# [GIVEN PROBLEM]
Output each line exactly as it appears, skipping any embedded picture.

-------- PROVIDED MATERIAL

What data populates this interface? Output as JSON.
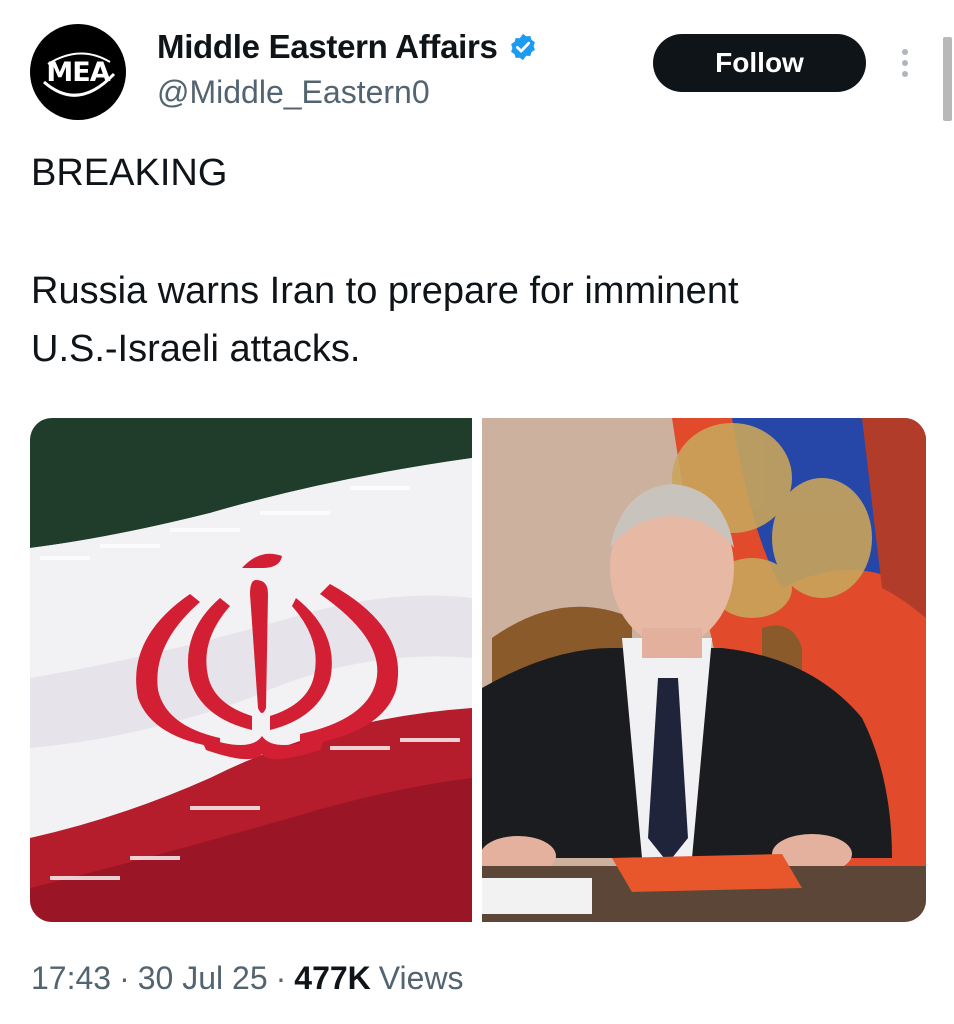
{
  "account": {
    "avatar_text": "MEA",
    "display_name": "Middle Eastern Affairs",
    "handle": "@Middle_Eastern0",
    "verified": true
  },
  "header": {
    "follow_label": "Follow",
    "more_icon": "more-vertical-icon"
  },
  "tweet": {
    "lines": [
      "BREAKING",
      "Russia warns Iran to prepare for imminent",
      "U.S.-Israeli attacks."
    ]
  },
  "media": {
    "images": [
      {
        "label": "iran-flag-photo"
      },
      {
        "label": "putin-photo"
      }
    ]
  },
  "meta": {
    "time": "17:43",
    "separator": "·",
    "date": "30 Jul 25",
    "views_count": "477K",
    "views_label": "Views"
  },
  "colors": {
    "follow_bg": "#0f1419",
    "secondary_text": "#536471",
    "verified_blue": "#1d9bf0",
    "flag_red": "#d21f34",
    "flag_green": "#1f3d2a"
  }
}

----------------

# [ANSWER IN FULL]
What data populates this interface? Output as JSON.
{
  "account": {
    "avatar_text": "MEA",
    "display_name": "Middle Eastern Affairs",
    "handle": "@Middle_Eastern0",
    "verified": true
  },
  "header": {
    "follow_label": "Follow",
    "more_icon": "more-vertical-icon"
  },
  "tweet": {
    "lines": [
      "BREAKING",
      "Russia warns Iran to prepare for imminent",
      "U.S.-Israeli attacks."
    ]
  },
  "media": {
    "images": [
      {
        "label": "iran-flag-photo"
      },
      {
        "label": "putin-photo"
      }
    ]
  },
  "meta": {
    "time": "17:43",
    "separator": "·",
    "date": "30 Jul 25",
    "views_count": "477K",
    "views_label": "Views"
  },
  "colors": {
    "follow_bg": "#0f1419",
    "secondary_text": "#536471",
    "verified_blue": "#1d9bf0",
    "flag_red": "#d21f34",
    "flag_green": "#1f3d2a"
  }
}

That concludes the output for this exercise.